:: SOURCE
Just think coming from behind at last week's World Golf Championships-Bridgestone Invitational and winning by eight.

Woods was amused Tuesday when everyone kept mentioning this wasn't his kind of course. That he didn't play courses with doglegs well. That this wasn't his year.

Yes, he was streaky at Augusta. He never got the feel at Oakmont. He didn't hit his irons close enough at Carnoustie. And he finished -- in order -- tied for second, tied for second and tied for 12th.

But here? He's taken the conservative route. Yes, even with the 63. And his 69 Saturday? Classic Tiger with a lead. The four players right behind him shot 69, too. And he padded his lead.

The only numbers in Tiger's head right now are the one he feels he needs to shoot to win -- and no, he's not saying -- and that number in the distance. Jack Nicklaus' 18 majors.

Everyone else is thinking about that 12-0. And no one's sure what it will take to take him down.

"I'm assuming that as he gets older, his skills will diminish," Verplank said, drawing a laugh. "Of course, he may quit before then."

He paused.

"Somebody has to play phenomenal."

Yes, it's that simple. Or so it seems.

We can remind you that anything can happen. Tiger could wake up on the wrong side of the bed. Someone could throw a 63 at him. Southern Hills could take revenge.

But even then, you get the feeling Tiger would find a way to win.

No one's playing this course better. Or putting better. Or accepting the challenge of boring -- think chess game at Hoylake -- better.

But the biggest reason? Just look at his face. Going 0-for-2007's majors is simply not an option.

The excitement ground to a halt Saturday afternoon as players tried their best to explain how Tiger can do what he does; how he can make three shots seem like 33.
::::
:: MATERIAL SHOWN
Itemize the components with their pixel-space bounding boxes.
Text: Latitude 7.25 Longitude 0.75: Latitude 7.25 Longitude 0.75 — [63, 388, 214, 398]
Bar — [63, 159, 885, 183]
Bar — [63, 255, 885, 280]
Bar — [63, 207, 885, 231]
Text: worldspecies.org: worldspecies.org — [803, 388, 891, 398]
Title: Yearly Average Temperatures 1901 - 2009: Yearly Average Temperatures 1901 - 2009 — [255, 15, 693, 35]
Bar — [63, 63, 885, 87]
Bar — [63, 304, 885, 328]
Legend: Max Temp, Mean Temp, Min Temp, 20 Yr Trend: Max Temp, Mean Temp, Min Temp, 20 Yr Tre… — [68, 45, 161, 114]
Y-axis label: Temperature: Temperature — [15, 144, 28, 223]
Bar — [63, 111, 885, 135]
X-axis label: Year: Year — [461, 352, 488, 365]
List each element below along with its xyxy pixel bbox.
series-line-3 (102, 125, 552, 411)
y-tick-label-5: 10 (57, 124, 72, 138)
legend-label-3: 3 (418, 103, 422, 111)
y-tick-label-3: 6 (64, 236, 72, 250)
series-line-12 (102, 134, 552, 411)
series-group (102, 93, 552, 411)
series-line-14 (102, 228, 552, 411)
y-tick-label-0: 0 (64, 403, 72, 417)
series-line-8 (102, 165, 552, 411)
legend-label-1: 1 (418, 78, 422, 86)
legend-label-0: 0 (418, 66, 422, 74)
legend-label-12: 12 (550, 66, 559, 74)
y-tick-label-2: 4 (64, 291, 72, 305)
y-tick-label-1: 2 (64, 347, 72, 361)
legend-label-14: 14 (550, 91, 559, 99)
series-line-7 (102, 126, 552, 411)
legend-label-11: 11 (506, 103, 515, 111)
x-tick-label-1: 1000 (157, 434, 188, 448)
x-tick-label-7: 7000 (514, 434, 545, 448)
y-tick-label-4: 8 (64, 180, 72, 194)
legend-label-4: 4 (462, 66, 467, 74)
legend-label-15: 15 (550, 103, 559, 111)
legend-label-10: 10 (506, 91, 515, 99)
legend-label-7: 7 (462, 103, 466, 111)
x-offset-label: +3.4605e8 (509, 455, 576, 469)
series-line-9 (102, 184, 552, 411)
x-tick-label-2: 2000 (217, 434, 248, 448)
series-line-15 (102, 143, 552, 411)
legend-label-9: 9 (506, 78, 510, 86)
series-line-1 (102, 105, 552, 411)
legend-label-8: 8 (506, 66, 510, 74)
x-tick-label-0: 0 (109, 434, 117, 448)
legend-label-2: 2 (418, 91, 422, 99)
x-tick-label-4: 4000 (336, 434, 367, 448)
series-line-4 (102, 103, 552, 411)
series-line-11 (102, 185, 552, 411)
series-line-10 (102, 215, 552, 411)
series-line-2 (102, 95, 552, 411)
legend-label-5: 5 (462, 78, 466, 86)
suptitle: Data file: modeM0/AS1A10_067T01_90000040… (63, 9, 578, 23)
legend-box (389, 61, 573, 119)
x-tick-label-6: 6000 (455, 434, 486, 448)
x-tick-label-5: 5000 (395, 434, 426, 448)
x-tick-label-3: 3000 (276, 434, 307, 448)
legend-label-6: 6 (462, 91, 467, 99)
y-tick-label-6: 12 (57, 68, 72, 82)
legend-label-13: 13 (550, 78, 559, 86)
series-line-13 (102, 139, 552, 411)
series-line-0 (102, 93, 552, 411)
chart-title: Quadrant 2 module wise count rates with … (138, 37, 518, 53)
::::
> **CHALLENGES**
1 - Copy out the records exactly, starting with the first line of the records and going on through the line with "y-tick-label-3: 6 (64, 236, 72, 250)".
2 - Continue the piece about Tiger Woods from the point where it ends.

> **SET OF ANSWERS**
1 -
Itemize the components with their pixel-space bounding boxes.
Text: Latitude 7.25 Longitude 0.75: Latitude 7.25 Longitude 0.75 — [63, 388, 214, 398]
Bar — [63, 159, 885, 183]
Bar — [63, 255, 885, 280]
Bar — [63, 207, 885, 231]
Text: worldspecies.org: worldspecies.org — [803, 388, 891, 398]
Title: Yearly Average Temperatures 1901 - 2009: Yearly Average Temperatures 1901 - 2009 — [255, 15, 693, 35]
Bar — [63, 63, 885, 87]
Bar — [63, 304, 885, 328]
Legend: Max Temp, Mean Temp, Min Temp, 20 Yr Trend: Max Temp, Mean Temp, Min Temp, 20 Yr Tre… — [68, 45, 161, 114]
Y-axis label: Temperature: Temperature — [15, 144, 28, 223]
Bar — [63, 111, 885, 135]
X-axis label: Year: Year — [461, 352, 488, 365]
List each element below along with its xyxy pixel bbox.
series-line-3 (102, 125, 552, 411)
y-tick-label-5: 10 (57, 124, 72, 138)
legend-label-3: 3 (418, 103, 422, 111)
y-tick-label-3: 6 (64, 236, 72, 250)

2 -
It all, Arron Oberholser said, comes down to experience. Tiger's won at every level, from age 5 on up.

"He has put those experiences in the memory bank and he uses them, and he draws on them," Oberholser said. "And he has so many of them. He has such an abundance from which to draw from. The rest of us don't have that many experiences to draw from."

Then there's that best-in-the-world thing.

"I think he would take Bobby Jones behind the woodshed, absolutely," Oberholser said. "You give Jones this equipment today, I think he would still take him behind the woodshed. No disrespect to Bobby Jones, but you're dealing with an athlete of just incredible ability. And no one in history has had the ability that Tiger has."

We're not telling you to the bet the house. But, honestly, the feeling you get, even from the players, is that Sunday afternoon Tiger will be one major closer to Jack.

But we'll leave you with one thought.

When asked if anyone could catch Tiger or if the race was over, Boo Weekley paused for a split second.

"I don't know. The good Lord knows that answer," he said. "Anything's possible. He's human, ain't he?"

We agree. Just maybe not when it comes to leading going into the final round of a major.